- What is asked -
Copy the records below exactly, leaving out any pictures.

- Records from a data source -
= = =

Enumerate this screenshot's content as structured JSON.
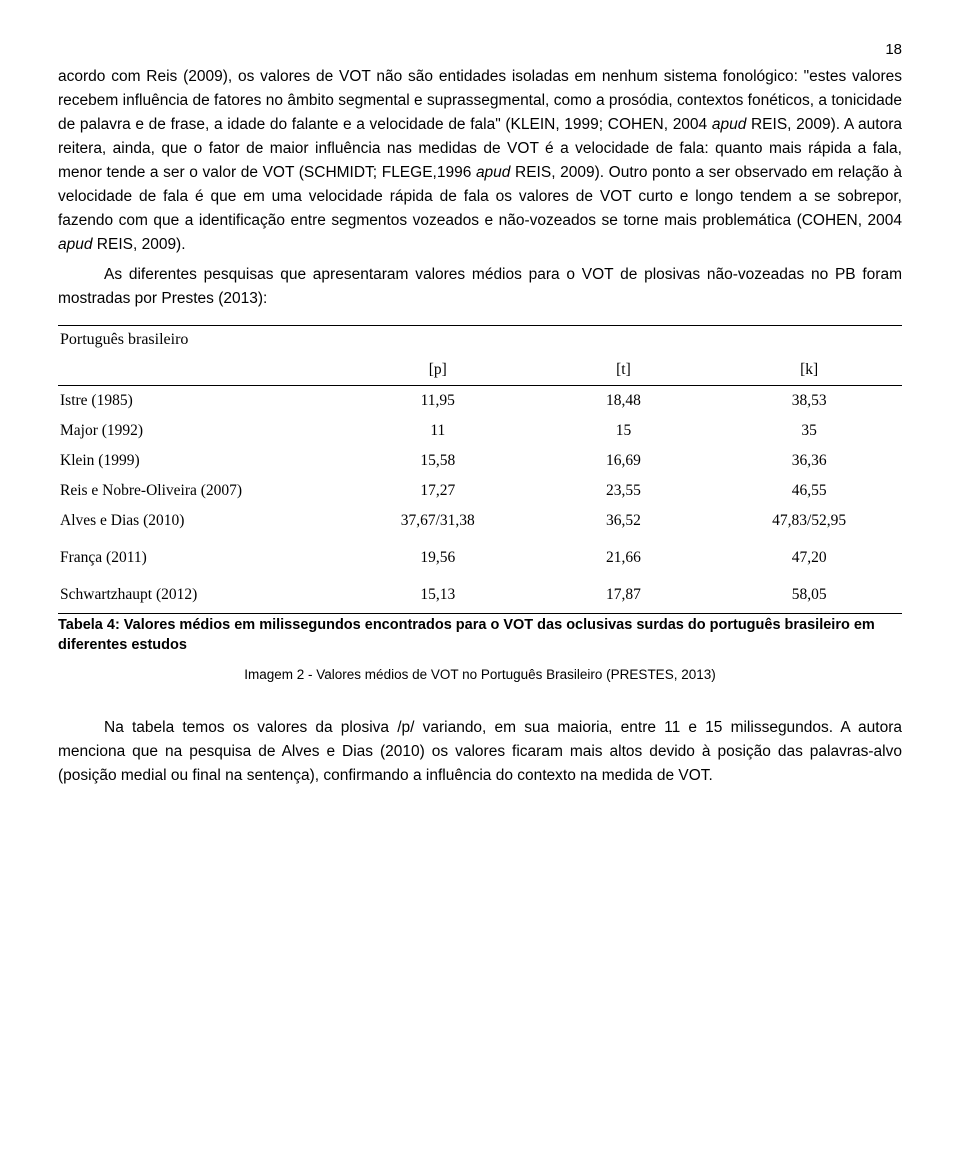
{
  "page_number": "18",
  "para1_a": "acordo com Reis (2009), os valores de VOT não são entidades isoladas em nenhum sistema fonológico: \"estes valores recebem influência de fatores no âmbito segmental e suprassegmental, como a prosódia, contextos fonéticos, a tonicidade de palavra e de frase, a idade do falante e a velocidade de fala\" (KLEIN, 1999; COHEN, 2004 ",
  "para1_apud1": "apud",
  "para1_b": " REIS, 2009). A autora reitera, ainda, que o fator de maior influência nas medidas de VOT é a velocidade de fala: quanto mais rápida a fala, menor tende a ser o valor de VOT (SCHMIDT; FLEGE,1996 ",
  "para1_apud2": "apud",
  "para1_c": " REIS, 2009). Outro ponto a ser observado em relação à velocidade de fala é que em uma velocidade rápida de fala os valores de VOT curto e longo tendem a se sobrepor, fazendo com que a identificação entre segmentos vozeados e não-vozeados se torne mais problemática (COHEN, 2004 ",
  "para1_apud3": "apud",
  "para1_d": " REIS, 2009).",
  "para2": "As diferentes pesquisas que apresentaram valores médios para o VOT de plosivas não-vozeadas no PB foram mostradas por Prestes (2013):",
  "table": {
    "lang_header": "Português brasileiro",
    "columns": [
      "[p]",
      "[t]",
      "[k]"
    ],
    "rows": [
      {
        "label": "Istre (1985)",
        "values": [
          "11,95",
          "18,48",
          "38,53"
        ]
      },
      {
        "label": "Major (1992)",
        "values": [
          "11",
          "15",
          "35"
        ]
      },
      {
        "label": "Klein (1999)",
        "values": [
          "15,58",
          "16,69",
          "36,36"
        ]
      },
      {
        "label": "Reis e Nobre-Oliveira (2007)",
        "values": [
          "17,27",
          "23,55",
          "46,55"
        ]
      },
      {
        "label": "Alves e Dias (2010)",
        "values": [
          "37,67/31,38",
          "36,52",
          "47,83/52,95"
        ]
      },
      {
        "label": "França (2011)",
        "values": [
          "19,56",
          "21,66",
          "47,20"
        ],
        "gap": true
      },
      {
        "label": "Schwartzhaupt (2012)",
        "values": [
          "15,13",
          "17,87",
          "58,05"
        ],
        "gap": true
      }
    ],
    "caption": "Tabela 4: Valores médios em milissegundos encontrados para o VOT das oclusivas surdas do português brasileiro em diferentes estudos",
    "col_widths": [
      "34%",
      "22%",
      "22%",
      "22%"
    ]
  },
  "img_caption": "Imagem 2 - Valores médios de VOT no Português Brasileiro (PRESTES, 2013)",
  "para3": "Na tabela temos os valores da plosiva /p/ variando, em sua maioria, entre 11 e 15 milissegundos. A autora menciona que na pesquisa de Alves e Dias (2010) os valores ficaram mais altos devido à posição das palavras-alvo (posição medial ou final na sentença), confirmando a influência do contexto na medida de VOT."
}
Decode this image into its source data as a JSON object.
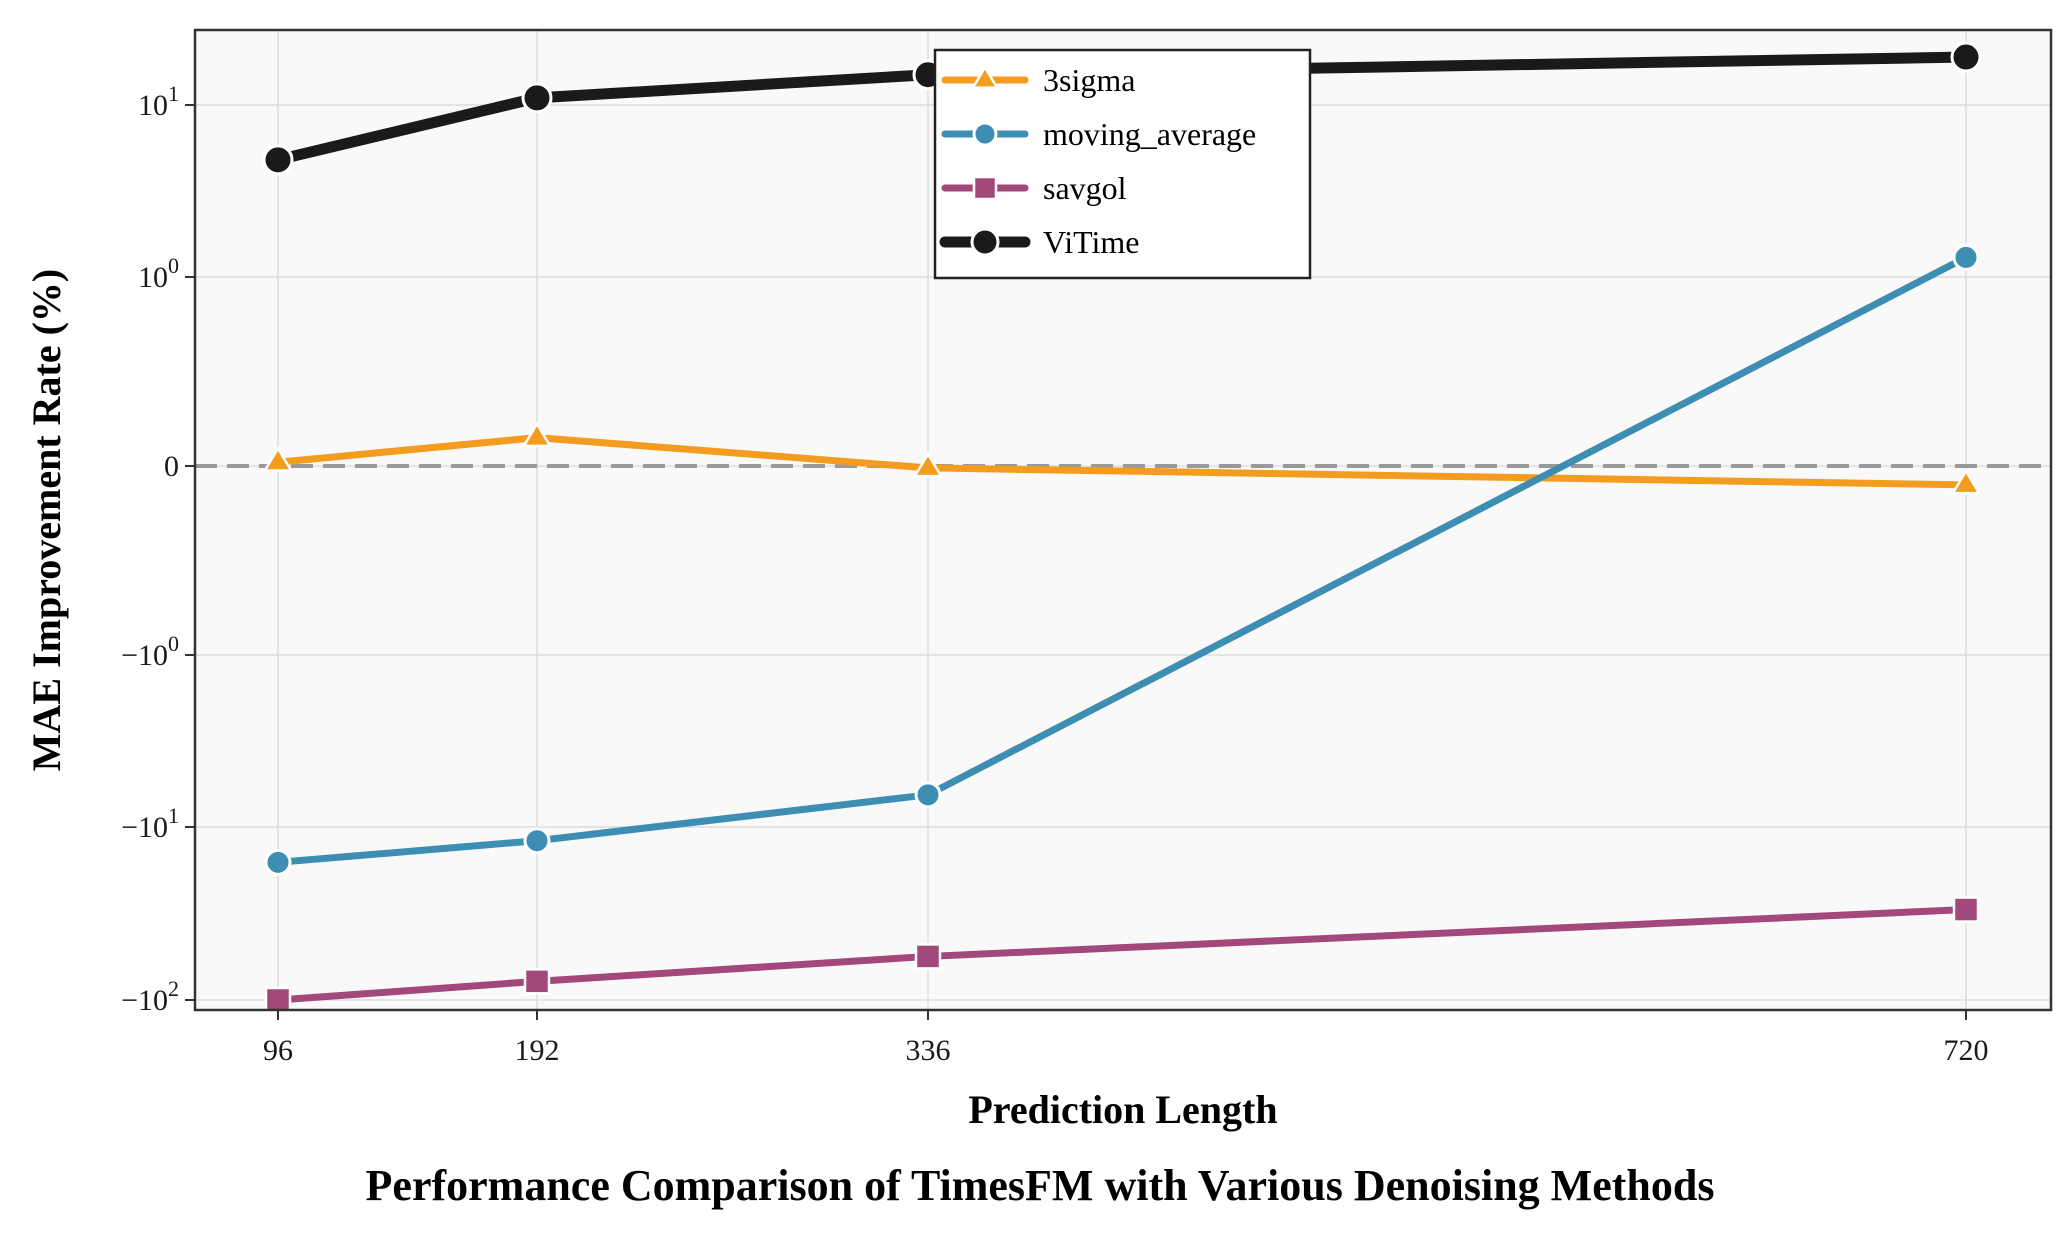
{
  "chart_data": {
    "type": "line",
    "title": "Performance Comparison of TimesFM with Various Denoising Methods",
    "xlabel": "Prediction Length",
    "ylabel": "MAE Improvement Rate (%)",
    "x": [
      96,
      192,
      336,
      720
    ],
    "x_ticks": [
      "96",
      "192",
      "336",
      "720"
    ],
    "yscale": "symlog",
    "ylim": [
      -100,
      25
    ],
    "y_ticks": [
      {
        "value": 10,
        "base": "10",
        "exp": "1"
      },
      {
        "value": 1,
        "base": "10",
        "exp": "0"
      },
      {
        "value": 0,
        "base": "0",
        "exp": ""
      },
      {
        "value": -1,
        "base": "−10",
        "exp": "0"
      },
      {
        "value": -10,
        "base": "−10",
        "exp": "1"
      },
      {
        "value": -100,
        "base": "−10",
        "exp": "2"
      }
    ],
    "grid": true,
    "zero_line": 0,
    "legend_position": "upper-center",
    "series": [
      {
        "name": "3sigma",
        "color": "#F39C1F",
        "marker": "triangle",
        "values": [
          0.02,
          0.15,
          -0.01,
          -0.1
        ]
      },
      {
        "name": "moving_average",
        "color": "#3E8DB3",
        "marker": "circle",
        "values": [
          -16,
          -12,
          -6.5,
          1.3
        ]
      },
      {
        "name": "savgol",
        "color": "#A2487A",
        "marker": "square",
        "values": [
          -100,
          -78,
          -56,
          -30
        ]
      },
      {
        "name": "ViTime",
        "color": "#1A1A1A",
        "marker": "circle",
        "values": [
          4.8,
          11,
          15,
          19
        ]
      }
    ]
  }
}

= = =

- Written answer -
Enumerate this screenshot's content as structured JSON.
{
  "page_number": "18",
  "para1_a": "acordo com Reis (2009), os valores de VOT não são entidades isoladas em nenhum sistema fonológico: \"estes valores recebem influência de fatores no âmbito segmental e suprassegmental, como a prosódia, contextos fonéticos, a tonicidade de palavra e de frase, a idade do falante e a velocidade de fala\" (KLEIN, 1999; COHEN, 2004 ",
  "para1_apud1": "apud",
  "para1_b": " REIS, 2009). A autora reitera, ainda, que o fator de maior influência nas medidas de VOT é a velocidade de fala: quanto mais rápida a fala, menor tende a ser o valor de VOT (SCHMIDT; FLEGE,1996 ",
  "para1_apud2": "apud",
  "para1_c": " REIS, 2009). Outro ponto a ser observado em relação à velocidade de fala é que em uma velocidade rápida de fala os valores de VOT curto e longo tendem a se sobrepor, fazendo com que a identificação entre segmentos vozeados e não-vozeados se torne mais problemática (COHEN, 2004 ",
  "para1_apud3": "apud",
  "para1_d": " REIS, 2009).",
  "para2": "As diferentes pesquisas que apresentaram valores médios para o VOT de plosivas não-vozeadas no PB foram mostradas por Prestes (2013):",
  "table": {
    "lang_header": "Português brasileiro",
    "columns": [
      "[p]",
      "[t]",
      "[k]"
    ],
    "rows": [
      {
        "label": "Istre (1985)",
        "values": [
          "11,95",
          "18,48",
          "38,53"
        ]
      },
      {
        "label": "Major (1992)",
        "values": [
          "11",
          "15",
          "35"
        ]
      },
      {
        "label": "Klein (1999)",
        "values": [
          "15,58",
          "16,69",
          "36,36"
        ]
      },
      {
        "label": "Reis e Nobre-Oliveira (2007)",
        "values": [
          "17,27",
          "23,55",
          "46,55"
        ]
      },
      {
        "label": "Alves e Dias (2010)",
        "values": [
          "37,67/31,38",
          "36,52",
          "47,83/52,95"
        ]
      },
      {
        "label": "França (2011)",
        "values": [
          "19,56",
          "21,66",
          "47,20"
        ],
        "gap": true
      },
      {
        "label": "Schwartzhaupt (2012)",
        "values": [
          "15,13",
          "17,87",
          "58,05"
        ],
        "gap": true
      }
    ],
    "caption": "Tabela 4: Valores médios em milissegundos encontrados para o VOT das oclusivas surdas do português brasileiro em diferentes estudos",
    "col_widths": [
      "34%",
      "22%",
      "22%",
      "22%"
    ]
  },
  "img_caption": "Imagem 2 - Valores médios de VOT no Português Brasileiro (PRESTES, 2013)",
  "para3": "Na tabela temos os valores da plosiva /p/ variando, em sua maioria, entre 11 e 15 milissegundos. A autora menciona que na pesquisa de Alves e Dias (2010) os valores ficaram mais altos devido à posição das palavras-alvo (posição medial ou final na sentença), confirmando a influência do contexto na medida de VOT."
}
Decode this image into its source data as a JSON object.
{
  "chart_data": {
    "type": "line",
    "title": "Performance Comparison of TimesFM with Various Denoising Methods",
    "xlabel": "Prediction Length",
    "ylabel": "MAE Improvement Rate (%)",
    "x": [
      96,
      192,
      336,
      720
    ],
    "x_ticks": [
      "96",
      "192",
      "336",
      "720"
    ],
    "yscale": "symlog",
    "ylim": [
      -100,
      25
    ],
    "y_ticks": [
      {
        "value": 10,
        "base": "10",
        "exp": "1"
      },
      {
        "value": 1,
        "base": "10",
        "exp": "0"
      },
      {
        "value": 0,
        "base": "0",
        "exp": ""
      },
      {
        "value": -1,
        "base": "−10",
        "exp": "0"
      },
      {
        "value": -10,
        "base": "−10",
        "exp": "1"
      },
      {
        "value": -100,
        "base": "−10",
        "exp": "2"
      }
    ],
    "grid": true,
    "zero_line": 0,
    "legend_position": "upper-center",
    "series": [
      {
        "name": "3sigma",
        "color": "#F39C1F",
        "marker": "triangle",
        "values": [
          0.02,
          0.15,
          -0.01,
          -0.1
        ]
      },
      {
        "name": "moving_average",
        "color": "#3E8DB3",
        "marker": "circle",
        "values": [
          -16,
          -12,
          -6.5,
          1.3
        ]
      },
      {
        "name": "savgol",
        "color": "#A2487A",
        "marker": "square",
        "values": [
          -100,
          -78,
          -56,
          -30
        ]
      },
      {
        "name": "ViTime",
        "color": "#1A1A1A",
        "marker": "circle",
        "values": [
          4.8,
          11,
          15,
          19
        ]
      }
    ]
  }
}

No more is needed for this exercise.